- REQUEST -
Examine the material below. Gather every line in which the string "content" appears.

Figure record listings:
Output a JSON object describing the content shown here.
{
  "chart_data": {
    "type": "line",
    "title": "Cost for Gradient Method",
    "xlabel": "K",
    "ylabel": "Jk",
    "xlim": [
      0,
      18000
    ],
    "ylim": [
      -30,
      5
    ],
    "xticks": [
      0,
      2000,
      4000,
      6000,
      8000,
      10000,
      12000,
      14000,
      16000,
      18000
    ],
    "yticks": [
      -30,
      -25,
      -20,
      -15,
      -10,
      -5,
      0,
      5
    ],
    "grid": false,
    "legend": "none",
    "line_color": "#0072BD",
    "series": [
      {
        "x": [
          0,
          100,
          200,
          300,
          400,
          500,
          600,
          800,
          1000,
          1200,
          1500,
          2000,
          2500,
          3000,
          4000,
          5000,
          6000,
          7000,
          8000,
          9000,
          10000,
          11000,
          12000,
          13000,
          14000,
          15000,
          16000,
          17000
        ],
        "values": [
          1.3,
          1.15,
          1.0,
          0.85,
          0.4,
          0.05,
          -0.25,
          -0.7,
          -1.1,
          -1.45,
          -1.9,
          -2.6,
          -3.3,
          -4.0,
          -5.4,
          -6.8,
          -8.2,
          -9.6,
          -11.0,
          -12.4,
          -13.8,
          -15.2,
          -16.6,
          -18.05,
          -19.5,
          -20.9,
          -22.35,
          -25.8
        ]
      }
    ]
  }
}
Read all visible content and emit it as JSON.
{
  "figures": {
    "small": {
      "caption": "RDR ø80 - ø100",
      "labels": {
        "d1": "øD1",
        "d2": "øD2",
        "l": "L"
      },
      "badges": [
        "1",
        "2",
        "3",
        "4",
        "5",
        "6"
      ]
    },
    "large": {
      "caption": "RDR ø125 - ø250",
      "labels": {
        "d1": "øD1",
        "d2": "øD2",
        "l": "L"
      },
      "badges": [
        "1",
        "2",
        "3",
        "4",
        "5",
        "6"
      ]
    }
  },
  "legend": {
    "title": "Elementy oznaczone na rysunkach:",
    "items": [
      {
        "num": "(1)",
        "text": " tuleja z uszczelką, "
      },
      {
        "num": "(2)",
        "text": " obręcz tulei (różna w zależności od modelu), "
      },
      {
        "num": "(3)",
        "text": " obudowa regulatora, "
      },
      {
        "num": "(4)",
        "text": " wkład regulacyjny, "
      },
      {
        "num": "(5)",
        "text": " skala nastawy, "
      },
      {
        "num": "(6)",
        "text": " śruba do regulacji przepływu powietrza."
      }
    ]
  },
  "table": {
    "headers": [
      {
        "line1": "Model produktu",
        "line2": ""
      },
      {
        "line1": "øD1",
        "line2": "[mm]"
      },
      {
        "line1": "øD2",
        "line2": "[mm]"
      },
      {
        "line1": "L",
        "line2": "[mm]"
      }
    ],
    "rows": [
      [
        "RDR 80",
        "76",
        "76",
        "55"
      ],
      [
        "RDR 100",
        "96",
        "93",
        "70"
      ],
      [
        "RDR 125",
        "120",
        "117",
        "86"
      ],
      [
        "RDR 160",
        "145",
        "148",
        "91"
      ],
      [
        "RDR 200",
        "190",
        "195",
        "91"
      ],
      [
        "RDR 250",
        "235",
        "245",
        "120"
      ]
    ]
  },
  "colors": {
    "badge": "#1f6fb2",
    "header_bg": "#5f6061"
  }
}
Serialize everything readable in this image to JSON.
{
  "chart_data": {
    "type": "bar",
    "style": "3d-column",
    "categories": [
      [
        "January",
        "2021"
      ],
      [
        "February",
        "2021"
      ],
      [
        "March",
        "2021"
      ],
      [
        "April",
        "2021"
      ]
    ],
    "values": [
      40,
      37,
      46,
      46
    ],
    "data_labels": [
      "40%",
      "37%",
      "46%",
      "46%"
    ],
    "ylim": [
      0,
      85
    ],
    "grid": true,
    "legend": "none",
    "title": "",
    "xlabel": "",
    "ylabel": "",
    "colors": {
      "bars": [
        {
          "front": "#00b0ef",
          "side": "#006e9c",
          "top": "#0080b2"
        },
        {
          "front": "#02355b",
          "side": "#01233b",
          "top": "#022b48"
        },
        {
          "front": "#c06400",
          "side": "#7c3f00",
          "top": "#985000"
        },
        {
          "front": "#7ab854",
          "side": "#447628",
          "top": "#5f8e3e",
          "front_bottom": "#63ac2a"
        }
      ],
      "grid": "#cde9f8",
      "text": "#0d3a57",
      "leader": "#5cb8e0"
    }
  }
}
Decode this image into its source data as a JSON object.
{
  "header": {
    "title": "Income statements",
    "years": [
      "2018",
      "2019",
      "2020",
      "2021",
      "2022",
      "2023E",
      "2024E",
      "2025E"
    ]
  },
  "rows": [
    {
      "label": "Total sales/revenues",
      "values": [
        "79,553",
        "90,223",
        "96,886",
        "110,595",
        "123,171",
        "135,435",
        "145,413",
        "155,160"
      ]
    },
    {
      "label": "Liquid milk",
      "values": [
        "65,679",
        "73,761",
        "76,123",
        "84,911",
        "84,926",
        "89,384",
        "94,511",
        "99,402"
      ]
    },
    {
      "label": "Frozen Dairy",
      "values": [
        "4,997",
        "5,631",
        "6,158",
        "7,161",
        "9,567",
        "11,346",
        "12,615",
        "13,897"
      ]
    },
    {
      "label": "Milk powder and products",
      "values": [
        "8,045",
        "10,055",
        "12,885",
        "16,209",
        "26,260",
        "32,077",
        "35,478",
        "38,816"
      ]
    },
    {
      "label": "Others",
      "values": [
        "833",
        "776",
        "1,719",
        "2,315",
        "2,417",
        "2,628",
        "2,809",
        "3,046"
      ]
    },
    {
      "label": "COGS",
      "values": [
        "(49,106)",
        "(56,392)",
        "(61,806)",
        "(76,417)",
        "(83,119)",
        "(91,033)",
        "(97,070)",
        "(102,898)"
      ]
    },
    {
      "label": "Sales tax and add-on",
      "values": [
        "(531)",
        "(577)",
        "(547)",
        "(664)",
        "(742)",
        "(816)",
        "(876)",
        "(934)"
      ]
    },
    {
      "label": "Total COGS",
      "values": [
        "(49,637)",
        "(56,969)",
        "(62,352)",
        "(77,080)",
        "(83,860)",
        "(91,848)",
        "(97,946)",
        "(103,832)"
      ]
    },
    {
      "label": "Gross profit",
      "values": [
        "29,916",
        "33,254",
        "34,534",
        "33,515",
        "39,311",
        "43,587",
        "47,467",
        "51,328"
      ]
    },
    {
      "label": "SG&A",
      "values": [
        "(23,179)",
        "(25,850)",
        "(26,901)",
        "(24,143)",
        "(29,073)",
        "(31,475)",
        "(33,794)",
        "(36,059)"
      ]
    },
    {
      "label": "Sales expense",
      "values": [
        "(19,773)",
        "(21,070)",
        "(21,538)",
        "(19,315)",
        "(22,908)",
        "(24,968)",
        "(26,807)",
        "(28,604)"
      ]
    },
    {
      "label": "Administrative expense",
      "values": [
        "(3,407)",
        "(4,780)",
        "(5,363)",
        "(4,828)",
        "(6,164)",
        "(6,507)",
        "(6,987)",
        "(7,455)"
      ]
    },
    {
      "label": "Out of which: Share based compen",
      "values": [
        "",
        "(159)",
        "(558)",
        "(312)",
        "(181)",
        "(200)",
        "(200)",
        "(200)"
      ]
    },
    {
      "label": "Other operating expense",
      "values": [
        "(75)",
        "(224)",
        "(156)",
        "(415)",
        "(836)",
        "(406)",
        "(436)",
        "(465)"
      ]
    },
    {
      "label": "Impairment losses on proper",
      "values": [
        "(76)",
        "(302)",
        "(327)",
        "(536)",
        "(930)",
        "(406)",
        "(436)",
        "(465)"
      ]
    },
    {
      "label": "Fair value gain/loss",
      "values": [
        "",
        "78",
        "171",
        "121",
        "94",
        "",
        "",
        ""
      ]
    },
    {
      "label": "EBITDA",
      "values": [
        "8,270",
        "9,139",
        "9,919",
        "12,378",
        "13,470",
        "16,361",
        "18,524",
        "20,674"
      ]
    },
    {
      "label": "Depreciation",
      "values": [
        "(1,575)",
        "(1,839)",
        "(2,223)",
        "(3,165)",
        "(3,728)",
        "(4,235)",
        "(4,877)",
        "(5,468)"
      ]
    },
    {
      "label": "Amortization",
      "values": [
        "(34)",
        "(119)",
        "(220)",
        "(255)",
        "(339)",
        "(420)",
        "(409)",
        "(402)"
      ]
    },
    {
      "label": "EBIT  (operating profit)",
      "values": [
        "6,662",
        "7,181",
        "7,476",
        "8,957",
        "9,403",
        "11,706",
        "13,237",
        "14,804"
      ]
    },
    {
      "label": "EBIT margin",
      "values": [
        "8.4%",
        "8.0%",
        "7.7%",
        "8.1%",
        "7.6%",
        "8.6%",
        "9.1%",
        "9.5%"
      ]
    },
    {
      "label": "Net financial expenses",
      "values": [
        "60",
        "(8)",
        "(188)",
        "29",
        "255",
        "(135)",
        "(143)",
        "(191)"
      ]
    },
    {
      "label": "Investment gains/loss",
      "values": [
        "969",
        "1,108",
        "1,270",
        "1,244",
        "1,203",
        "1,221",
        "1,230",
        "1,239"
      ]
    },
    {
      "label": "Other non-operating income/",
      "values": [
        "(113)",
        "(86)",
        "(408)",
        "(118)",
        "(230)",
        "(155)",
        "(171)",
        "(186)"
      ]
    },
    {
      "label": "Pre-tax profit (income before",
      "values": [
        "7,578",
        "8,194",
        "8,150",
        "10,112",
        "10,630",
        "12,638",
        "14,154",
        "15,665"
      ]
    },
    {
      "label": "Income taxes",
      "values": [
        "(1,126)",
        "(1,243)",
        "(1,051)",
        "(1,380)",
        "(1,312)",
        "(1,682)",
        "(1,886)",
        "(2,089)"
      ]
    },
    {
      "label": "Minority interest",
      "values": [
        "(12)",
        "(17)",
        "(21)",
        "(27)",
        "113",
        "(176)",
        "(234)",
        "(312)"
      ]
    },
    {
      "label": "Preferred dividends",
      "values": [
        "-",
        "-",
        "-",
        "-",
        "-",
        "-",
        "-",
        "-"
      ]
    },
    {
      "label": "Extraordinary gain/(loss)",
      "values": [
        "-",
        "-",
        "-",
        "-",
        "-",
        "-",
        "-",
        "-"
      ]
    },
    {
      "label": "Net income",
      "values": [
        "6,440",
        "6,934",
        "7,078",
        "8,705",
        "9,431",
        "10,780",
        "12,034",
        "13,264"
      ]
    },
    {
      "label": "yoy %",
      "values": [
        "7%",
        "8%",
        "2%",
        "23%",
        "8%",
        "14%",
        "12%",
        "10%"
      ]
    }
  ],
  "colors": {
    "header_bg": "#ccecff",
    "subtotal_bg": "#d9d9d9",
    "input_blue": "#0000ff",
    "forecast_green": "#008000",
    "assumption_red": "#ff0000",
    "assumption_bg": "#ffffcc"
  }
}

- EXERCISE OUTPUT -
Output a JSON object describing the content shown here.
Read all visible content and emit it as JSON.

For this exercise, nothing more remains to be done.